■ **Problem description**
Write the records below out again exactly as given, with no images.

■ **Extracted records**
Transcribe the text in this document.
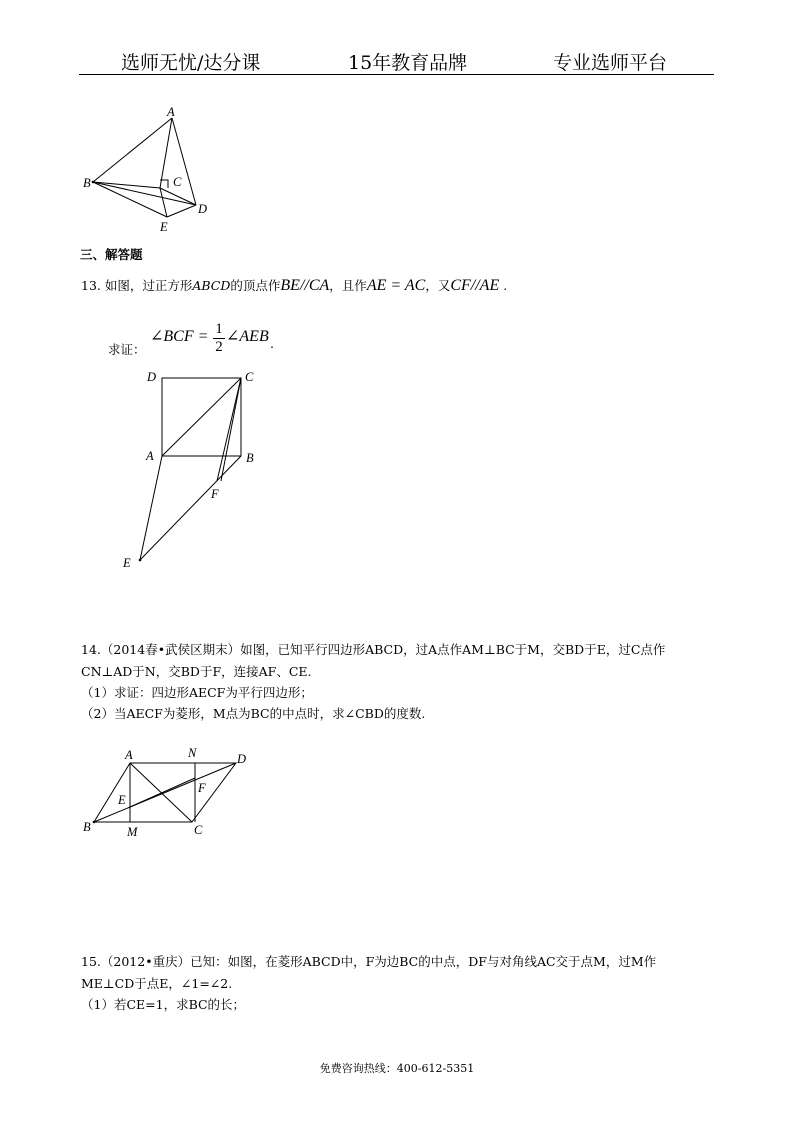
选师无忧/达分课	15年教育品牌	专业选师平台
A
B	C
D
E
三、解答题
13. 如图，过正方形ABCD的顶点作BE//CA，且作AE = AC，又CF//AE .
求证：
∠BCF = $\frac{1}{2}$ ∠AEB .
D	C
A	B
F
E
14.（2014春•武侯区期末）如图，已知平行四边形ABCD，过A点作AM⊥BC于M，交BD于E，过C点作
CN⊥AD于N，交BD于F，连接AF、CE.
（1）求证：四边形AECF为平行四边形；
（2）当AECF为菱形，M点为BC的中点时，求∠CBD的度数.
A	N	D
E
F
B	M	C
15.（2012•重庆）已知：如图，在菱形ABCD中，F为边BC的中点，DF与对角线AC交于点M，过M作
ME⊥CD于点E，∠1=∠2.
（1）若CE=1，求BC的长；
免费咨询热线：400-612-5351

■ **Output**
Transcribe the text in this document.
选师无忧/达分课	15年教育品牌	专业选师平台
A
B	C
D
E
三、解答题
13. 如图，过正方形ABCD的顶点作BE//CA，且作AE = AC，又CF//AE .
求证：
∠BCF = $\frac{1}{2}$ ∠AEB .
D	C
A	B
F
E
14.（2014春•武侯区期末）如图，已知平行四边形ABCD，过A点作AM⊥BC于M，交BD于E，过C点作
CN⊥AD于N，交BD于F，连接AF、CE.
（1）求证：四边形AECF为平行四边形；
（2）当AECF为菱形，M点为BC的中点时，求∠CBD的度数.
A	N	D
E
F
B	M	C
15.（2012•重庆）已知：如图，在菱形ABCD中，F为边BC的中点，DF与对角线AC交于点M，过M作
ME⊥CD于点E，∠1=∠2.
（1）若CE=1，求BC的长；
免费咨询热线：400-612-5351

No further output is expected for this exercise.